_Problem requirements_
Quote the records that follow in full and exactly; leave out the pictures.

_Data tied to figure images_
*****

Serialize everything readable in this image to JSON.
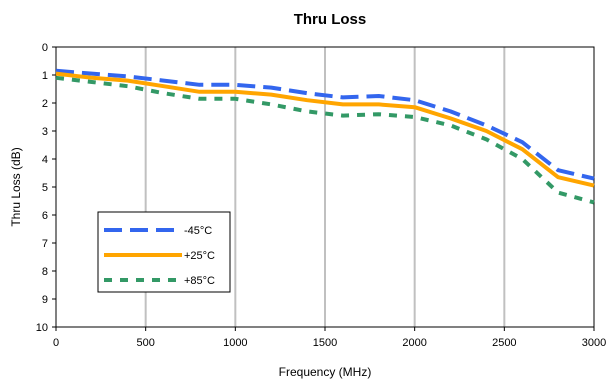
{
  "chart_data": {
    "type": "line",
    "title": "Thru Loss",
    "xlabel": "Frequency (MHz)",
    "ylabel": "Thru Loss (dB)",
    "xlim": [
      0,
      3000
    ],
    "ylim": [
      0,
      10
    ],
    "y_inverted": true,
    "x_ticks": [
      "0",
      "500",
      "1000",
      "1500",
      "2000",
      "2500",
      "3000"
    ],
    "y_ticks": [
      "0",
      "1",
      "2",
      "3",
      "4",
      "5",
      "6",
      "7",
      "8",
      "9",
      "10"
    ],
    "grid": "vertical",
    "legend_position": "bottom-left",
    "series": [
      {
        "name": "-45°C",
        "color": "#3366ee",
        "style": "dashed",
        "x": [
          0,
          200,
          400,
          600,
          800,
          1000,
          1200,
          1400,
          1600,
          1800,
          2000,
          2200,
          2400,
          2600,
          2800,
          3000
        ],
        "y": [
          0.85,
          0.95,
          1.05,
          1.2,
          1.35,
          1.35,
          1.45,
          1.65,
          1.8,
          1.75,
          1.9,
          2.3,
          2.8,
          3.4,
          4.4,
          4.7
        ]
      },
      {
        "name": "+25°C",
        "color": "#ffa500",
        "style": "solid",
        "x": [
          0,
          200,
          400,
          600,
          800,
          1000,
          1200,
          1400,
          1600,
          1800,
          2000,
          2200,
          2400,
          2600,
          2800,
          3000
        ],
        "y": [
          0.95,
          1.1,
          1.2,
          1.4,
          1.6,
          1.6,
          1.7,
          1.9,
          2.05,
          2.05,
          2.15,
          2.55,
          3.0,
          3.65,
          4.65,
          4.95
        ]
      },
      {
        "name": "+85°C",
        "color": "#339966",
        "style": "dashed",
        "x": [
          0,
          200,
          400,
          600,
          800,
          1000,
          1200,
          1400,
          1600,
          1800,
          2000,
          2200,
          2400,
          2600,
          2800,
          3000
        ],
        "y": [
          1.1,
          1.25,
          1.4,
          1.65,
          1.85,
          1.85,
          2.05,
          2.3,
          2.45,
          2.4,
          2.5,
          2.8,
          3.3,
          4.0,
          5.2,
          5.55
        ]
      }
    ]
  }
}
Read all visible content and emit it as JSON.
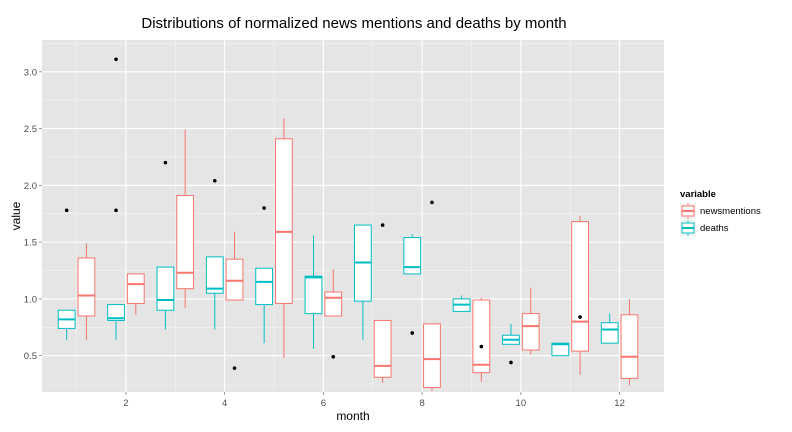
{
  "chart_data": {
    "type": "boxplot",
    "title": "Distributions of normalized news mentions and deaths by month",
    "xlabel": "month",
    "ylabel": "value",
    "xlim": [
      0.3,
      12.9
    ],
    "ylim": [
      0.18,
      3.28
    ],
    "x_ticks": [
      2,
      4,
      6,
      8,
      10,
      12
    ],
    "y_ticks": [
      0.5,
      1.0,
      1.5,
      2.0,
      2.5,
      3.0
    ],
    "x_tick_labels": [
      "2",
      "4",
      "6",
      "8",
      "10",
      "12"
    ],
    "y_tick_labels": [
      "0.5",
      "1.0",
      "1.5",
      "2.0",
      "2.5",
      "3.0"
    ],
    "grid": true,
    "legend": {
      "title": "variable",
      "position": "right",
      "entries": [
        "newsmentions",
        "deaths"
      ]
    },
    "colors": {
      "newsmentions": "#F8766D",
      "deaths": "#00BFC4",
      "outlier": "#000000",
      "panel": "#E5E5E5",
      "grid": "#FFFFFF"
    },
    "series": [
      {
        "name": "deaths",
        "boxes": [
          {
            "month": 1,
            "min": 0.64,
            "q1": 0.74,
            "median": 0.82,
            "q3": 0.9,
            "max": 0.9,
            "outliers": [
              1.78
            ]
          },
          {
            "month": 2,
            "min": 0.64,
            "q1": 0.81,
            "median": 0.83,
            "q3": 0.95,
            "max": 0.95,
            "outliers": [
              1.78,
              3.11
            ]
          },
          {
            "month": 3,
            "min": 0.73,
            "q1": 0.9,
            "median": 0.99,
            "q3": 1.28,
            "max": 1.28,
            "outliers": [
              2.2
            ]
          },
          {
            "month": 4,
            "min": 0.73,
            "q1": 1.05,
            "median": 1.09,
            "q3": 1.37,
            "max": 1.37,
            "outliers": [
              2.04
            ]
          },
          {
            "month": 5,
            "min": 0.61,
            "q1": 0.95,
            "median": 1.15,
            "q3": 1.27,
            "max": 1.27,
            "outliers": [
              1.8
            ]
          },
          {
            "month": 6,
            "min": 0.56,
            "q1": 0.87,
            "median": 1.19,
            "q3": 1.2,
            "max": 1.56,
            "outliers": []
          },
          {
            "month": 7,
            "min": 0.64,
            "q1": 0.98,
            "median": 1.32,
            "q3": 1.65,
            "max": 1.65,
            "outliers": []
          },
          {
            "month": 8,
            "min": 1.22,
            "q1": 1.22,
            "median": 1.28,
            "q3": 1.54,
            "max": 1.57,
            "outliers": [
              0.7
            ]
          },
          {
            "month": 9,
            "min": 0.89,
            "q1": 0.89,
            "median": 0.95,
            "q3": 1.0,
            "max": 1.03,
            "outliers": []
          },
          {
            "month": 10,
            "min": 0.6,
            "q1": 0.6,
            "median": 0.64,
            "q3": 0.68,
            "max": 0.78,
            "outliers": [
              0.44
            ]
          },
          {
            "month": 11,
            "min": 0.5,
            "q1": 0.5,
            "median": 0.6,
            "q3": 0.61,
            "max": 0.61,
            "outliers": []
          },
          {
            "month": 12,
            "min": 0.61,
            "q1": 0.61,
            "median": 0.73,
            "q3": 0.79,
            "max": 0.87,
            "outliers": []
          }
        ]
      },
      {
        "name": "newsmentions",
        "boxes": [
          {
            "month": 1,
            "min": 0.64,
            "q1": 0.85,
            "median": 1.03,
            "q3": 1.36,
            "max": 1.49,
            "outliers": []
          },
          {
            "month": 2,
            "min": 0.86,
            "q1": 0.96,
            "median": 1.13,
            "q3": 1.22,
            "max": 1.22,
            "outliers": []
          },
          {
            "month": 3,
            "min": 0.92,
            "q1": 1.09,
            "median": 1.23,
            "q3": 1.91,
            "max": 2.49,
            "outliers": []
          },
          {
            "month": 4,
            "min": 0.99,
            "q1": 0.99,
            "median": 1.16,
            "q3": 1.35,
            "max": 1.59,
            "outliers": [
              0.39
            ]
          },
          {
            "month": 5,
            "min": 0.48,
            "q1": 0.96,
            "median": 1.59,
            "q3": 2.41,
            "max": 2.59,
            "outliers": []
          },
          {
            "month": 6,
            "min": 0.85,
            "q1": 0.85,
            "median": 1.01,
            "q3": 1.06,
            "max": 1.26,
            "outliers": [
              0.49
            ]
          },
          {
            "month": 7,
            "min": 0.26,
            "q1": 0.31,
            "median": 0.41,
            "q3": 0.81,
            "max": 0.81,
            "outliers": [
              1.65
            ]
          },
          {
            "month": 8,
            "min": 0.19,
            "q1": 0.22,
            "median": 0.47,
            "q3": 0.78,
            "max": 0.78,
            "outliers": [
              1.85
            ]
          },
          {
            "month": 9,
            "min": 0.27,
            "q1": 0.35,
            "median": 0.42,
            "q3": 0.99,
            "max": 1.01,
            "outliers": [
              0.58
            ]
          },
          {
            "month": 10,
            "min": 0.51,
            "q1": 0.55,
            "median": 0.76,
            "q3": 0.87,
            "max": 1.1,
            "outliers": []
          },
          {
            "month": 11,
            "min": 0.33,
            "q1": 0.54,
            "median": 0.8,
            "q3": 1.68,
            "max": 1.73,
            "outliers": [
              0.84
            ]
          },
          {
            "month": 12,
            "min": 0.24,
            "q1": 0.3,
            "median": 0.49,
            "q3": 0.86,
            "max": 1.0,
            "outliers": []
          }
        ]
      }
    ]
  }
}
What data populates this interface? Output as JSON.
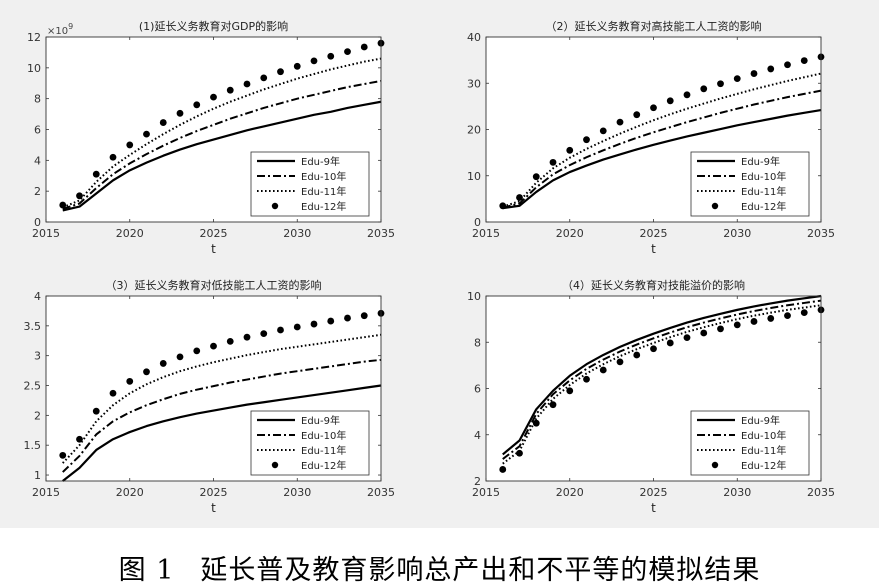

*****

_The result_
Serialize everything readable in this image to JSON.
{
  "chart_data": {
    "type": "line",
    "title": "Thru Loss",
    "xlabel": "Frequency (MHz)",
    "ylabel": "Thru Loss (dB)",
    "xlim": [
      0,
      3000
    ],
    "ylim": [
      0,
      10
    ],
    "y_inverted": true,
    "x_ticks": [
      "0",
      "500",
      "1000",
      "1500",
      "2000",
      "2500",
      "3000"
    ],
    "y_ticks": [
      "0",
      "1",
      "2",
      "3",
      "4",
      "5",
      "6",
      "7",
      "8",
      "9",
      "10"
    ],
    "grid": "vertical",
    "legend_position": "bottom-left",
    "series": [
      {
        "name": "-45°C",
        "color": "#3366ee",
        "style": "dashed",
        "x": [
          0,
          200,
          400,
          600,
          800,
          1000,
          1200,
          1400,
          1600,
          1800,
          2000,
          2200,
          2400,
          2600,
          2800,
          3000
        ],
        "y": [
          0.85,
          0.95,
          1.05,
          1.2,
          1.35,
          1.35,
          1.45,
          1.65,
          1.8,
          1.75,
          1.9,
          2.3,
          2.8,
          3.4,
          4.4,
          4.7
        ]
      },
      {
        "name": "+25°C",
        "color": "#ffa500",
        "style": "solid",
        "x": [
          0,
          200,
          400,
          600,
          800,
          1000,
          1200,
          1400,
          1600,
          1800,
          2000,
          2200,
          2400,
          2600,
          2800,
          3000
        ],
        "y": [
          0.95,
          1.1,
          1.2,
          1.4,
          1.6,
          1.6,
          1.7,
          1.9,
          2.05,
          2.05,
          2.15,
          2.55,
          3.0,
          3.65,
          4.65,
          4.95
        ]
      },
      {
        "name": "+85°C",
        "color": "#339966",
        "style": "dashed",
        "x": [
          0,
          200,
          400,
          600,
          800,
          1000,
          1200,
          1400,
          1600,
          1800,
          2000,
          2200,
          2400,
          2600,
          2800,
          3000
        ],
        "y": [
          1.1,
          1.25,
          1.4,
          1.65,
          1.85,
          1.85,
          2.05,
          2.3,
          2.45,
          2.4,
          2.5,
          2.8,
          3.3,
          4.0,
          5.2,
          5.55
        ]
      }
    ]
  }
}
Read all visible content and emit it as JSON.
{
  "chart_data": {
    "type": "boxplot",
    "title": "Distributions of normalized news mentions and deaths by month",
    "xlabel": "month",
    "ylabel": "value",
    "xlim": [
      0.3,
      12.9
    ],
    "ylim": [
      0.18,
      3.28
    ],
    "x_ticks": [
      2,
      4,
      6,
      8,
      10,
      12
    ],
    "y_ticks": [
      0.5,
      1.0,
      1.5,
      2.0,
      2.5,
      3.0
    ],
    "x_tick_labels": [
      "2",
      "4",
      "6",
      "8",
      "10",
      "12"
    ],
    "y_tick_labels": [
      "0.5",
      "1.0",
      "1.5",
      "2.0",
      "2.5",
      "3.0"
    ],
    "grid": true,
    "legend": {
      "title": "variable",
      "position": "right",
      "entries": [
        "newsmentions",
        "deaths"
      ]
    },
    "colors": {
      "newsmentions": "#F8766D",
      "deaths": "#00BFC4",
      "outlier": "#000000",
      "panel": "#E5E5E5",
      "grid": "#FFFFFF"
    },
    "series": [
      {
        "name": "deaths",
        "boxes": [
          {
            "month": 1,
            "min": 0.64,
            "q1": 0.74,
            "median": 0.82,
            "q3": 0.9,
            "max": 0.9,
            "outliers": [
              1.78
            ]
          },
          {
            "month": 2,
            "min": 0.64,
            "q1": 0.81,
            "median": 0.83,
            "q3": 0.95,
            "max": 0.95,
            "outliers": [
              1.78,
              3.11
            ]
          },
          {
            "month": 3,
            "min": 0.73,
            "q1": 0.9,
            "median": 0.99,
            "q3": 1.28,
            "max": 1.28,
            "outliers": [
              2.2
            ]
          },
          {
            "month": 4,
            "min": 0.73,
            "q1": 1.05,
            "median": 1.09,
            "q3": 1.37,
            "max": 1.37,
            "outliers": [
              2.04
            ]
          },
          {
            "month": 5,
            "min": 0.61,
            "q1": 0.95,
            "median": 1.15,
            "q3": 1.27,
            "max": 1.27,
            "outliers": [
              1.8
            ]
          },
          {
            "month": 6,
            "min": 0.56,
            "q1": 0.87,
            "median": 1.19,
            "q3": 1.2,
            "max": 1.56,
            "outliers": []
          },
          {
            "month": 7,
            "min": 0.64,
            "q1": 0.98,
            "median": 1.32,
            "q3": 1.65,
            "max": 1.65,
            "outliers": []
          },
          {
            "month": 8,
            "min": 1.22,
            "q1": 1.22,
            "median": 1.28,
            "q3": 1.54,
            "max": 1.57,
            "outliers": [
              0.7
            ]
          },
          {
            "month": 9,
            "min": 0.89,
            "q1": 0.89,
            "median": 0.95,
            "q3": 1.0,
            "max": 1.03,
            "outliers": []
          },
          {
            "month": 10,
            "min": 0.6,
            "q1": 0.6,
            "median": 0.64,
            "q3": 0.68,
            "max": 0.78,
            "outliers": [
              0.44
            ]
          },
          {
            "month": 11,
            "min": 0.5,
            "q1": 0.5,
            "median": 0.6,
            "q3": 0.61,
            "max": 0.61,
            "outliers": []
          },
          {
            "month": 12,
            "min": 0.61,
            "q1": 0.61,
            "median": 0.73,
            "q3": 0.79,
            "max": 0.87,
            "outliers": []
          }
        ]
      },
      {
        "name": "newsmentions",
        "boxes": [
          {
            "month": 1,
            "min": 0.64,
            "q1": 0.85,
            "median": 1.03,
            "q3": 1.36,
            "max": 1.49,
            "outliers": []
          },
          {
            "month": 2,
            "min": 0.86,
            "q1": 0.96,
            "median": 1.13,
            "q3": 1.22,
            "max": 1.22,
            "outliers": []
          },
          {
            "month": 3,
            "min": 0.92,
            "q1": 1.09,
            "median": 1.23,
            "q3": 1.91,
            "max": 2.49,
            "outliers": []
          },
          {
            "month": 4,
            "min": 0.99,
            "q1": 0.99,
            "median": 1.16,
            "q3": 1.35,
            "max": 1.59,
            "outliers": [
              0.39
            ]
          },
          {
            "month": 5,
            "min": 0.48,
            "q1": 0.96,
            "median": 1.59,
            "q3": 2.41,
            "max": 2.59,
            "outliers": []
          },
          {
            "month": 6,
            "min": 0.85,
            "q1": 0.85,
            "median": 1.01,
            "q3": 1.06,
            "max": 1.26,
            "outliers": [
              0.49
            ]
          },
          {
            "month": 7,
            "min": 0.26,
            "q1": 0.31,
            "median": 0.41,
            "q3": 0.81,
            "max": 0.81,
            "outliers": [
              1.65
            ]
          },
          {
            "month": 8,
            "min": 0.19,
            "q1": 0.22,
            "median": 0.47,
            "q3": 0.78,
            "max": 0.78,
            "outliers": [
              1.85
            ]
          },
          {
            "month": 9,
            "min": 0.27,
            "q1": 0.35,
            "median": 0.42,
            "q3": 0.99,
            "max": 1.01,
            "outliers": [
              0.58
            ]
          },
          {
            "month": 10,
            "min": 0.51,
            "q1": 0.55,
            "median": 0.76,
            "q3": 0.87,
            "max": 1.1,
            "outliers": []
          },
          {
            "month": 11,
            "min": 0.33,
            "q1": 0.54,
            "median": 0.8,
            "q3": 1.68,
            "max": 1.73,
            "outliers": [
              0.84
            ]
          },
          {
            "month": 12,
            "min": 0.24,
            "q1": 0.3,
            "median": 0.49,
            "q3": 0.86,
            "max": 1.0,
            "outliers": []
          }
        ]
      }
    ]
  }
}
What data populates this interface? Output as JSON.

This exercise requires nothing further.